*GIVEN REQUEST:* Copy every line that holds "Муниципальное".

*TASK MATERIAL:*
------------------------------------
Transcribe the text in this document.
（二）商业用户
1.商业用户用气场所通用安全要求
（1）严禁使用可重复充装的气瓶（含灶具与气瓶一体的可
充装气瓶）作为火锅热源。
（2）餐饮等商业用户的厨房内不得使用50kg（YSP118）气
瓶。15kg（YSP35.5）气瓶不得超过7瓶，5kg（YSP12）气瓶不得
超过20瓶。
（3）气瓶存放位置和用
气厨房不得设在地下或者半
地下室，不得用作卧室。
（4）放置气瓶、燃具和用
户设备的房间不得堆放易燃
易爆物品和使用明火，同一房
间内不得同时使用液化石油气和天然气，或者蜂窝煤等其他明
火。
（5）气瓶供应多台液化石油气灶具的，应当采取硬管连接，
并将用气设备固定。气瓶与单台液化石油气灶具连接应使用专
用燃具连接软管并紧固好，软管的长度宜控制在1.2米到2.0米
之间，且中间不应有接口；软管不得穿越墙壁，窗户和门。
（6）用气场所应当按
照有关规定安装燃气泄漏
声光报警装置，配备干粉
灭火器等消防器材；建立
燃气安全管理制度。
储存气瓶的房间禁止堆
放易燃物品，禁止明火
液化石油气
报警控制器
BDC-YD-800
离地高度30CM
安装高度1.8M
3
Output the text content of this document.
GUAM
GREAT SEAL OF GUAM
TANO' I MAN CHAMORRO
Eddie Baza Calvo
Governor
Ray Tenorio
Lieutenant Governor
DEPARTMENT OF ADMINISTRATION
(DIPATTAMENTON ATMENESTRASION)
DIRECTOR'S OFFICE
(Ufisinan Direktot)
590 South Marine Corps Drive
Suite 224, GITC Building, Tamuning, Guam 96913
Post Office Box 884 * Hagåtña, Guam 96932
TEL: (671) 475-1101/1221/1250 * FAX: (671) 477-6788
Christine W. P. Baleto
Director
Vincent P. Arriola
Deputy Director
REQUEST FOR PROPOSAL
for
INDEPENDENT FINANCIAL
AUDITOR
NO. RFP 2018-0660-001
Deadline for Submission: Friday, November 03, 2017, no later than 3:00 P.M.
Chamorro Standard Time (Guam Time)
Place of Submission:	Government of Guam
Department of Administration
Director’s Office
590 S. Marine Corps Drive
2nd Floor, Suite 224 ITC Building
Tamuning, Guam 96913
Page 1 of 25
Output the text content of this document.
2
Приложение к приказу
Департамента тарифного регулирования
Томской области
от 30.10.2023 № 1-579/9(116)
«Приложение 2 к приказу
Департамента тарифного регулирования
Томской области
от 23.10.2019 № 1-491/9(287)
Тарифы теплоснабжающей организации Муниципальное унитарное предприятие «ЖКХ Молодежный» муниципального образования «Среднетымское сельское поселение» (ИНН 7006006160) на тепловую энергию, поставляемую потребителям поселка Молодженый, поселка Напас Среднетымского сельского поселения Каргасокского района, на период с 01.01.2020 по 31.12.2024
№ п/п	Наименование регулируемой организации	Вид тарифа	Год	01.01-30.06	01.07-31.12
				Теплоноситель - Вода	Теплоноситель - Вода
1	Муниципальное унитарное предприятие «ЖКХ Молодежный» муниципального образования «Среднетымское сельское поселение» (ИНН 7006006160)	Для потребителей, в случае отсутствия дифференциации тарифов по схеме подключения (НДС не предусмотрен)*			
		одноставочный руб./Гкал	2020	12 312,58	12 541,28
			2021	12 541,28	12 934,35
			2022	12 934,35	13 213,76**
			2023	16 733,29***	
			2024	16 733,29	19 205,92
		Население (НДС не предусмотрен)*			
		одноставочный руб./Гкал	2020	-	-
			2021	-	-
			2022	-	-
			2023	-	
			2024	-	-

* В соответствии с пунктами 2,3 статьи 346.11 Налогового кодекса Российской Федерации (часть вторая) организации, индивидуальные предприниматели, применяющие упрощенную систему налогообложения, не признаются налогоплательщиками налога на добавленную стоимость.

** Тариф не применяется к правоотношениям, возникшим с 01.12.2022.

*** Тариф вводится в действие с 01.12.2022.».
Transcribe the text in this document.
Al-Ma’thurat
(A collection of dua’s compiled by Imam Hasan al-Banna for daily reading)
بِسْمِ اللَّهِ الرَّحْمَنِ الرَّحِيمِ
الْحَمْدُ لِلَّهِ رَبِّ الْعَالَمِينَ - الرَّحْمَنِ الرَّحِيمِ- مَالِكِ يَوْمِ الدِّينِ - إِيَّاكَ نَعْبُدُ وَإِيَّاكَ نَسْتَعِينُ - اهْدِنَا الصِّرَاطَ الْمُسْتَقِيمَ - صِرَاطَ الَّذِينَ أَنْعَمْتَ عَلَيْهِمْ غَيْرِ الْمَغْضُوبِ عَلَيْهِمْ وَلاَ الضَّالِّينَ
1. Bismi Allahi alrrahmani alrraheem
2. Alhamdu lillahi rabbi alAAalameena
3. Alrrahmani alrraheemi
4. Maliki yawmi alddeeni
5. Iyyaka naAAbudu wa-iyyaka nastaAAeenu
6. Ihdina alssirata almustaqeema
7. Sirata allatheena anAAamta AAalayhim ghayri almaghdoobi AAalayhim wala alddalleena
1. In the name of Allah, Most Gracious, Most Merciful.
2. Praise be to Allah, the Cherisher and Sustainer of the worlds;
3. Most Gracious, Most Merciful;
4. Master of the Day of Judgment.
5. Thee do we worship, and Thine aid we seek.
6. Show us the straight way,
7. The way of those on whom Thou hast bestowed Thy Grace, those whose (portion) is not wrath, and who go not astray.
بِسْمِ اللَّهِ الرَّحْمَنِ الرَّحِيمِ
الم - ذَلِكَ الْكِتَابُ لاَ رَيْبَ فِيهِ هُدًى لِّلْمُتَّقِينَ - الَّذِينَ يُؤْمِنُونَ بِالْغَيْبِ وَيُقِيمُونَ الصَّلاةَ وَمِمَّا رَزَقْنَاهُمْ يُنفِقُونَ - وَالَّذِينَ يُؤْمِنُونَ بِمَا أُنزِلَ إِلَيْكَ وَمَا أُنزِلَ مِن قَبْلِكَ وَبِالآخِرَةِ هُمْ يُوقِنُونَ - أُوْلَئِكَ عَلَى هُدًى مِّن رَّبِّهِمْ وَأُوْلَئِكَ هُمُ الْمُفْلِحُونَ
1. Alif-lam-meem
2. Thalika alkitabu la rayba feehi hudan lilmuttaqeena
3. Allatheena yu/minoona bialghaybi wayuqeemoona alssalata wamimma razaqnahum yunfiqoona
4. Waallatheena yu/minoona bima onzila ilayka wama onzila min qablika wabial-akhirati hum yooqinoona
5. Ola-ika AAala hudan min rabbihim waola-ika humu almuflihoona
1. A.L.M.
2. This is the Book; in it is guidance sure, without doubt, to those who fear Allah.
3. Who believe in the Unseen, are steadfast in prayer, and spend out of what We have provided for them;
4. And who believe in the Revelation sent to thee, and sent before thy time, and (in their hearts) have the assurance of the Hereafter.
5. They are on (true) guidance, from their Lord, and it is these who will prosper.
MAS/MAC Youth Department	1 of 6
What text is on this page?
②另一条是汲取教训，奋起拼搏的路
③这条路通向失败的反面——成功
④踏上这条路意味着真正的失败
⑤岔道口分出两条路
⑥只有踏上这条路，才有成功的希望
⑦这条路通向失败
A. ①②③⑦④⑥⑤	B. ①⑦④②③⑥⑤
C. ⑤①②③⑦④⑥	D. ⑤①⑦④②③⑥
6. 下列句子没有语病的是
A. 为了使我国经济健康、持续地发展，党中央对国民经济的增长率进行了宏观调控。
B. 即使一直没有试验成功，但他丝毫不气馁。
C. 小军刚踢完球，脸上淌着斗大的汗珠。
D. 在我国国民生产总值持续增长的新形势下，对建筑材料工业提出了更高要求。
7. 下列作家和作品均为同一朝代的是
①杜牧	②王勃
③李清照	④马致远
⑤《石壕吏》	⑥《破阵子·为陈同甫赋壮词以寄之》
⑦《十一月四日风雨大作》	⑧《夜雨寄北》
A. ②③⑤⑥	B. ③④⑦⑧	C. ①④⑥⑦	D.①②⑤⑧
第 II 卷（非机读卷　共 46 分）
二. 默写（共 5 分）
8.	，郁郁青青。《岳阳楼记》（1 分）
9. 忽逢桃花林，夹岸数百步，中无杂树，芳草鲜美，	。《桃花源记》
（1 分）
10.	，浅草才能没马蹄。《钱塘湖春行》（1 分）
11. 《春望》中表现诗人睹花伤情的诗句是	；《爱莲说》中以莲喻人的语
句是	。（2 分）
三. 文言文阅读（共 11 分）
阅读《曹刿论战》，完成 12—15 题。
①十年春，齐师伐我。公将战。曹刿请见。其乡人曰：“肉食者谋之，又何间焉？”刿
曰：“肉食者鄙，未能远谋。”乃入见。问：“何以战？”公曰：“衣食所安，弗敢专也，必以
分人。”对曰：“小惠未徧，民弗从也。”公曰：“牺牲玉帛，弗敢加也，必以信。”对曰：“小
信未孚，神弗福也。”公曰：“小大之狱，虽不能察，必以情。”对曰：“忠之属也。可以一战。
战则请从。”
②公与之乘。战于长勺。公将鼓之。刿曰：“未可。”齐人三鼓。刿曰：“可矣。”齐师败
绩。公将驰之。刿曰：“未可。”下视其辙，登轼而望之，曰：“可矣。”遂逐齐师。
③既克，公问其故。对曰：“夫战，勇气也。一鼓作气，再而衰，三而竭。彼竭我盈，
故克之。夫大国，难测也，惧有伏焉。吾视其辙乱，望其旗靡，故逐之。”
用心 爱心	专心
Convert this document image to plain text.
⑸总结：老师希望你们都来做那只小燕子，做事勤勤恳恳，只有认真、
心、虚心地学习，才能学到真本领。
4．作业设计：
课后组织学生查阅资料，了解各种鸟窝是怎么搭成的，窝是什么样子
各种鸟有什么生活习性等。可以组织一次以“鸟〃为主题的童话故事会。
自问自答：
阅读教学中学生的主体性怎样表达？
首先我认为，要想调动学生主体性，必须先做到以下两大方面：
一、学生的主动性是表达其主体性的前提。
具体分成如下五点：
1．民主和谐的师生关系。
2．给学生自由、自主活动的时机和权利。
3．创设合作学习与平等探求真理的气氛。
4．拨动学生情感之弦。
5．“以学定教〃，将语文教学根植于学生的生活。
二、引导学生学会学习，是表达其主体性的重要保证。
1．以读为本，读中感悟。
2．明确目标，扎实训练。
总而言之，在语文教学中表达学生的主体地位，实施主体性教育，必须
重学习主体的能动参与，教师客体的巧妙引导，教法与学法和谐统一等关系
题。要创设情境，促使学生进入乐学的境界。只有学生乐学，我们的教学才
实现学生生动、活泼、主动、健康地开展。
------------------------------------
*RESULT OF THE TASK:*
Тарифы теплоснабжающей организации Муниципальное унитарное предприятие «ЖКХ Молодежный» муниципального образования «Среднетымское сельское поселение» (ИНН 7006006160) на тепловую энергию, поставляемую потребителям поселка Молодженый, поселка Напас Среднетымского сельского поселения Каргасокского района, на период с 01.01.2020 по 31.12.2024
1	Муниципальное унитарное предприятие «ЖКХ Молодежный» муниципального образования «Среднетымское сельское поселение» (ИНН 7006006160)	Для потребителей, в случае отсутствия дифференциации тарифов по схеме подключения (НДС не предусмотрен)*			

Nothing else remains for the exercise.